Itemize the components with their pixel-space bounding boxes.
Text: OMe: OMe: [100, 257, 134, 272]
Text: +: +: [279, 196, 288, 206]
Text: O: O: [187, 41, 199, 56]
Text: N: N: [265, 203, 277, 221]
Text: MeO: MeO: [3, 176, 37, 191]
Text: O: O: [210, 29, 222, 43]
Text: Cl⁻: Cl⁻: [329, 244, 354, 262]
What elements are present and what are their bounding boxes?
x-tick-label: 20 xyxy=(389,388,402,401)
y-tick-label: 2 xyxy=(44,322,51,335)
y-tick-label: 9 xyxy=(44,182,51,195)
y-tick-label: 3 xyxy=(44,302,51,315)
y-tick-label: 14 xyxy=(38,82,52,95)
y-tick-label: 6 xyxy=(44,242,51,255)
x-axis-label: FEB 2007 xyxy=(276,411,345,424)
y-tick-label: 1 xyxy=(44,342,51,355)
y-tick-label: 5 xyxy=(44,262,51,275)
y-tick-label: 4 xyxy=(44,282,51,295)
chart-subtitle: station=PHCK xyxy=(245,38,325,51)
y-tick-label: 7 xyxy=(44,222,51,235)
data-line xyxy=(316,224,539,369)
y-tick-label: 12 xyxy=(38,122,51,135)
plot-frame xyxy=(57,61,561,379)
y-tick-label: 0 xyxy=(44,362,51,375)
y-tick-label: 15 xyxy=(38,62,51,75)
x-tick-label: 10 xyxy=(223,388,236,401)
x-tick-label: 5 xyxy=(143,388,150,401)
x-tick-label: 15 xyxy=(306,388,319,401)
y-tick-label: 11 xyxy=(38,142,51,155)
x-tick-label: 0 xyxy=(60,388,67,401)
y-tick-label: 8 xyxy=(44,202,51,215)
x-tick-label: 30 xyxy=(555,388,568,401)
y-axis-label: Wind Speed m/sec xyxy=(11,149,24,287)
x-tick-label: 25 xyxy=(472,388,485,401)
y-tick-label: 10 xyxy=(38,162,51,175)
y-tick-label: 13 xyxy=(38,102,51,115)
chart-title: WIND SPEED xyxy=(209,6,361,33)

▶ **Problem requirements**
Turn every line of the items above into a Markdown table with the columns Row and Line, numbering the rows in order and leaving out blank lines.

▶ **Answer to the exercise**
| Row | Line |
|---|---|
| 1 | Itemize the components with their pixel-space bounding boxes. |
| 2 | Text: OMe: OMe: [100, 257, 134, 272] |
| 3 | Text: +: +: [279, 196, 288, 206] |
| 4 | Text: O: O: [187, 41, 199, 56] |
| 5 | Text: N: N: [265, 203, 277, 221] |
| 6 | Text: MeO: MeO: [3, 176, 37, 191] |
| 7 | Text: O: O: [210, 29, 222, 43] |
| 8 | Text: Cl⁻: Cl⁻: [329, 244, 354, 262] |
| 9 | What elements are present and what are their bounding boxes? |
| 10 | x-tick-label: 20 xyxy=(389,388,402,401) |
| 11 | y-tick-label: 2 xyxy=(44,322,51,335) |
| 12 | y-tick-label: 9 xyxy=(44,182,51,195) |
| 13 | y-tick-label: 3 xyxy=(44,302,51,315) |
| 14 | y-tick-label: 14 xyxy=(38,82,52,95) |
| 15 | y-tick-label: 6 xyxy=(44,242,51,255) |
| 16 | x-axis-label: FEB 2007 xyxy=(276,411,345,424) |
| 17 | y-tick-label: 1 xyxy=(44,342,51,355) |
| 18 | y-tick-label: 5 xyxy=(44,262,51,275) |
| 19 | y-tick-label: 4 xyxy=(44,282,51,295) |
| 20 | chart-subtitle: station=PHCK xyxy=(245,38,325,51) |
| 21 | y-tick-label: 7 xyxy=(44,222,51,235) |
| 22 | data-line xyxy=(316,224,539,369) |
| 23 | y-tick-label: 12 xyxy=(38,122,51,135) |
| 24 | plot-frame xyxy=(57,61,561,379) |
| 25 | y-tick-label: 0 xyxy=(44,362,51,375) |
| 26 | y-tick-label: 15 xyxy=(38,62,51,75) |
| 27 | x-tick-label: 10 xyxy=(223,388,236,401) |
| 28 | x-tick-label: 5 xyxy=(143,388,150,401) |
| 29 | x-tick-label: 15 xyxy=(306,388,319,401) |
| 30 | y-tick-label: 11 xyxy=(38,142,51,155) |
| 31 | x-tick-label: 0 xyxy=(60,388,67,401) |
| 32 | y-tick-label: 8 xyxy=(44,202,51,215) |
| 33 | x-tick-label: 30 xyxy=(555,388,568,401) |
| 34 | y-axis-label: Wind Speed m/sec xyxy=(11,149,24,287) |
| 35 | x-tick-label: 25 xyxy=(472,388,485,401) |
| 36 | y-tick-label: 10 xyxy=(38,162,51,175) |
| 37 | y-tick-label: 13 xyxy=(38,102,51,115) |
| 38 | chart-title: WIND SPEED xyxy=(209,6,361,33) |